>>>
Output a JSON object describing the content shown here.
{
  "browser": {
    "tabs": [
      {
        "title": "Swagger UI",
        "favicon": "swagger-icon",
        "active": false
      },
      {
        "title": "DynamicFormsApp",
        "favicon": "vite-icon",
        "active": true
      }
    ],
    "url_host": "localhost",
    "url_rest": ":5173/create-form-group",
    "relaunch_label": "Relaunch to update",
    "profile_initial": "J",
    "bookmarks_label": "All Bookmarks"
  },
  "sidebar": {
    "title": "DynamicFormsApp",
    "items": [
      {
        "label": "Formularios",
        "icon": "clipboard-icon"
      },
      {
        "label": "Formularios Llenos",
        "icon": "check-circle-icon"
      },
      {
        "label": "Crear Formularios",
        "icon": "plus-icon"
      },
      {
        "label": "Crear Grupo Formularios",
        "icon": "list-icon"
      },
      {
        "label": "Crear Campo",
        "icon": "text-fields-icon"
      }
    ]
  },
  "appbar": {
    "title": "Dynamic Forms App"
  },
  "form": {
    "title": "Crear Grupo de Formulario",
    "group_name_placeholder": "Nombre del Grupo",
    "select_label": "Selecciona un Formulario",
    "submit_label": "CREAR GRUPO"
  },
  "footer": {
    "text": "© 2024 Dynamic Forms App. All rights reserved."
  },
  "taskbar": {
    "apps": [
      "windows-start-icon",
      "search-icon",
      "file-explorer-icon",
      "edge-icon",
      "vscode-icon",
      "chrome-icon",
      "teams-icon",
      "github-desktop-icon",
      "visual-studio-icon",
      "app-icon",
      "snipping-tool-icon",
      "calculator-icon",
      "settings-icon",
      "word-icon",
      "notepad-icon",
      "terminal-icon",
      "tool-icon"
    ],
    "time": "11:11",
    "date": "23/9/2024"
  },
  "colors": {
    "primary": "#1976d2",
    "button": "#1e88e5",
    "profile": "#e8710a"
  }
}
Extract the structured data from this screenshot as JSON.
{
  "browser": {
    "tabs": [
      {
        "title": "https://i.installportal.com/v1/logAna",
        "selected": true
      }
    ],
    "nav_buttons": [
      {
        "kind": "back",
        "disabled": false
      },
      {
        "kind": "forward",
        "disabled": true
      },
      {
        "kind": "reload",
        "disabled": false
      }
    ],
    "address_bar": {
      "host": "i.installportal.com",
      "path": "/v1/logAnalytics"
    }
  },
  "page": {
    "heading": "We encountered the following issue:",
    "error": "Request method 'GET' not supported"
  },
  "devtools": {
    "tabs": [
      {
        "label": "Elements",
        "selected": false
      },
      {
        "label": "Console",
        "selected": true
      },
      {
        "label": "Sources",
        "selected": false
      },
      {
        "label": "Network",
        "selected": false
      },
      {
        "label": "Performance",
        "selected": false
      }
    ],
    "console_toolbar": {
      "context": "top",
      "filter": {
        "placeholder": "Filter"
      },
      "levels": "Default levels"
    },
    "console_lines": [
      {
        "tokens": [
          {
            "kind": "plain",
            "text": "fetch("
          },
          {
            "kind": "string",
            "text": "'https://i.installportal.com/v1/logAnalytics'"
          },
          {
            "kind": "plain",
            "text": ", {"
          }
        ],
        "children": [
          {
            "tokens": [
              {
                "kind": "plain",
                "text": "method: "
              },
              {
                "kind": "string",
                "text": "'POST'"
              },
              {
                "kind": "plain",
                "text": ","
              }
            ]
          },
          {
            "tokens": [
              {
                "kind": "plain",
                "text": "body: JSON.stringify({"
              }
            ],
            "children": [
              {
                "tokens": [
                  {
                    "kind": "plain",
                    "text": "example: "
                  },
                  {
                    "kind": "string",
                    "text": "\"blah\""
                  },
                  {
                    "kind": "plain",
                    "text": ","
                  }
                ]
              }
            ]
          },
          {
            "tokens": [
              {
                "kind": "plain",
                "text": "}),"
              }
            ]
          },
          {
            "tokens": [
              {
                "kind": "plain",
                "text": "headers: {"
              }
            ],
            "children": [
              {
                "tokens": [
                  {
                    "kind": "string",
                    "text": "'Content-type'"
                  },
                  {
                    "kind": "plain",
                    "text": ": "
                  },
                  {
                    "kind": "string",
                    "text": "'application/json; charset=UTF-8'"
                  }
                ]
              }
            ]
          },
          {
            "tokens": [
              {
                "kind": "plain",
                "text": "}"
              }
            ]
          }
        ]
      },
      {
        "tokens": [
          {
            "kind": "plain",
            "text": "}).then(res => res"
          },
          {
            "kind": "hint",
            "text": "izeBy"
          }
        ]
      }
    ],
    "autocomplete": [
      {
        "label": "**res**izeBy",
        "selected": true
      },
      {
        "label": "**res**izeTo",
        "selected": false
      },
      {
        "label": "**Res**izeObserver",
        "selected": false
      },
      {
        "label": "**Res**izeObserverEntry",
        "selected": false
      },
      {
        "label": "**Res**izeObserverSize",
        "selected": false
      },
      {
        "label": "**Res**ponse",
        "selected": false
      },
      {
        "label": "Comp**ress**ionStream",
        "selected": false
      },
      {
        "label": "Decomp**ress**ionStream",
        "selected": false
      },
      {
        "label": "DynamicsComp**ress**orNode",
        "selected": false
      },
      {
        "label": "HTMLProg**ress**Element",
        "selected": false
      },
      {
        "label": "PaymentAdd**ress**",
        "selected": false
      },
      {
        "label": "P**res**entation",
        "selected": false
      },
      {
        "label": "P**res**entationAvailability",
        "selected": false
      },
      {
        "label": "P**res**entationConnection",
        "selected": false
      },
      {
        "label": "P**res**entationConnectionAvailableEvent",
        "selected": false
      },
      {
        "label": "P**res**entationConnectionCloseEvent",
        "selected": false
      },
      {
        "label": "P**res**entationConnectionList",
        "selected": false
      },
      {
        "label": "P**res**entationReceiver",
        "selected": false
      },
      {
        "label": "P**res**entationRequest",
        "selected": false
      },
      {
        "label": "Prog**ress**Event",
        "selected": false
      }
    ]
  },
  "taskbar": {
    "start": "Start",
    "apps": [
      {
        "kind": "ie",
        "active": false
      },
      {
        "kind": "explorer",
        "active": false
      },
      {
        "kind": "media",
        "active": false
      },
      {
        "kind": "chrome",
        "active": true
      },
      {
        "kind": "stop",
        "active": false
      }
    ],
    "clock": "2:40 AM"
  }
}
<<<
» **Problem**:
Write out all the records above again, exactly as they stand.

» **Task solution**:
Output a JSON object describing the content shown here.
{
  "browser": {
    "tabs": [
      {
        "title": "Swagger UI",
        "favicon": "swagger-icon",
        "active": false
      },
      {
        "title": "DynamicFormsApp",
        "favicon": "vite-icon",
        "active": true
      }
    ],
    "url_host": "localhost",
    "url_rest": ":5173/create-form-group",
    "relaunch_label": "Relaunch to update",
    "profile_initial": "J",
    "bookmarks_label": "All Bookmarks"
  },
  "sidebar": {
    "title": "DynamicFormsApp",
    "items": [
      {
        "label": "Formularios",
        "icon": "clipboard-icon"
      },
      {
        "label": "Formularios Llenos",
        "icon": "check-circle-icon"
      },
      {
        "label": "Crear Formularios",
        "icon": "plus-icon"
      },
      {
        "label": "Crear Grupo Formularios",
        "icon": "list-icon"
      },
      {
        "label": "Crear Campo",
        "icon": "text-fields-icon"
      }
    ]
  },
  "appbar": {
    "title": "Dynamic Forms App"
  },
  "form": {
    "title": "Crear Grupo de Formulario",
    "group_name_placeholder": "Nombre del Grupo",
    "select_label": "Selecciona un Formulario",
    "submit_label": "CREAR GRUPO"
  },
  "footer": {
    "text": "© 2024 Dynamic Forms App. All rights reserved."
  },
  "taskbar": {
    "apps": [
      "windows-start-icon",
      "search-icon",
      "file-explorer-icon",
      "edge-icon",
      "vscode-icon",
      "chrome-icon",
      "teams-icon",
      "github-desktop-icon",
      "visual-studio-icon",
      "app-icon",
      "snipping-tool-icon",
      "calculator-icon",
      "settings-icon",
      "word-icon",
      "notepad-icon",
      "terminal-icon",
      "tool-icon"
    ],
    "time": "11:11",
    "date": "23/9/2024"
  },
  "colors": {
    "primary": "#1976d2",
    "button": "#1e88e5",
    "profile": "#e8710a"
  }
}
Extract the structured data from this screenshot as JSON.
{
  "browser": {
    "tabs": [
      {
        "title": "https://i.installportal.com/v1/logAna",
        "selected": true
      }
    ],
    "nav_buttons": [
      {
        "kind": "back",
        "disabled": false
      },
      {
        "kind": "forward",
        "disabled": true
      },
      {
        "kind": "reload",
        "disabled": false
      }
    ],
    "address_bar": {
      "host": "i.installportal.com",
      "path": "/v1/logAnalytics"
    }
  },
  "page": {
    "heading": "We encountered the following issue:",
    "error": "Request method 'GET' not supported"
  },
  "devtools": {
    "tabs": [
      {
        "label": "Elements",
        "selected": false
      },
      {
        "label": "Console",
        "selected": true
      },
      {
        "label": "Sources",
        "selected": false
      },
      {
        "label": "Network",
        "selected": false
      },
      {
        "label": "Performance",
        "selected": false
      }
    ],
    "console_toolbar": {
      "context": "top",
      "filter": {
        "placeholder": "Filter"
      },
      "levels": "Default levels"
    },
    "console_lines": [
      {
        "tokens": [
          {
            "kind": "plain",
            "text": "fetch("
          },
          {
            "kind": "string",
            "text": "'https://i.installportal.com/v1/logAnalytics'"
          },
          {
            "kind": "plain",
            "text": ", {"
          }
        ],
        "children": [
          {
            "tokens": [
              {
                "kind": "plain",
                "text": "method: "
              },
              {
                "kind": "string",
                "text": "'POST'"
              },
              {
                "kind": "plain",
                "text": ","
              }
            ]
          },
          {
            "tokens": [
              {
                "kind": "plain",
                "text": "body: JSON.stringify({"
              }
            ],
            "children": [
              {
                "tokens": [
                  {
                    "kind": "plain",
                    "text": "example: "
                  },
                  {
                    "kind": "string",
                    "text": "\"blah\""
                  },
                  {
                    "kind": "plain",
                    "text": ","
                  }
                ]
              }
            ]
          },
          {
            "tokens": [
              {
                "kind": "plain",
                "text": "}),"
              }
            ]
          },
          {
            "tokens": [
              {
                "kind": "plain",
                "text": "headers: {"
              }
            ],
            "children": [
              {
                "tokens": [
                  {
                    "kind": "string",
                    "text": "'Content-type'"
                  },
                  {
                    "kind": "plain",
                    "text": ": "
                  },
                  {
                    "kind": "string",
                    "text": "'application/json; charset=UTF-8'"
                  }
                ]
              }
            ]
          },
          {
            "tokens": [
              {
                "kind": "plain",
                "text": "}"
              }
            ]
          }
        ]
      },
      {
        "tokens": [
          {
            "kind": "plain",
            "text": "}).then(res => res"
          },
          {
            "kind": "hint",
            "text": "izeBy"
          }
        ]
      }
    ],
    "autocomplete": [
      {
        "label": "**res**izeBy",
        "selected": true
      },
      {
        "label": "**res**izeTo",
        "selected": false
      },
      {
        "label": "**Res**izeObserver",
        "selected": false
      },
      {
        "label": "**Res**izeObserverEntry",
        "selected": false
      },
      {
        "label": "**Res**izeObserverSize",
        "selected": false
      },
      {
        "label": "**Res**ponse",
        "selected": false
      },
      {
        "label": "Comp**ress**ionStream",
        "selected": false
      },
      {
        "label": "Decomp**ress**ionStream",
        "selected": false
      },
      {
        "label": "DynamicsComp**ress**orNode",
        "selected": false
      },
      {
        "label": "HTMLProg**ress**Element",
        "selected": false
      },
      {
        "label": "PaymentAdd**ress**",
        "selected": false
      },
      {
        "label": "P**res**entation",
        "selected": false
      },
      {
        "label": "P**res**entationAvailability",
        "selected": false
      },
      {
        "label": "P**res**entationConnection",
        "selected": false
      },
      {
        "label": "P**res**entationConnectionAvailableEvent",
        "selected": false
      },
      {
        "label": "P**res**entationConnectionCloseEvent",
        "selected": false
      },
      {
        "label": "P**res**entationConnectionList",
        "selected": false
      },
      {
        "label": "P**res**entationReceiver",
        "selected": false
      },
      {
        "label": "P**res**entationRequest",
        "selected": false
      },
      {
        "label": "Prog**ress**Event",
        "selected": false
      }
    ]
  },
  "taskbar": {
    "start": "Start",
    "apps": [
      {
        "kind": "ie",
        "active": false
      },
      {
        "kind": "explorer",
        "active": false
      },
      {
        "kind": "media",
        "active": false
      },
      {
        "kind": "chrome",
        "active": true
      },
      {
        "kind": "stop",
        "active": false
      }
    ],
    "clock": "2:40 AM"
  }
}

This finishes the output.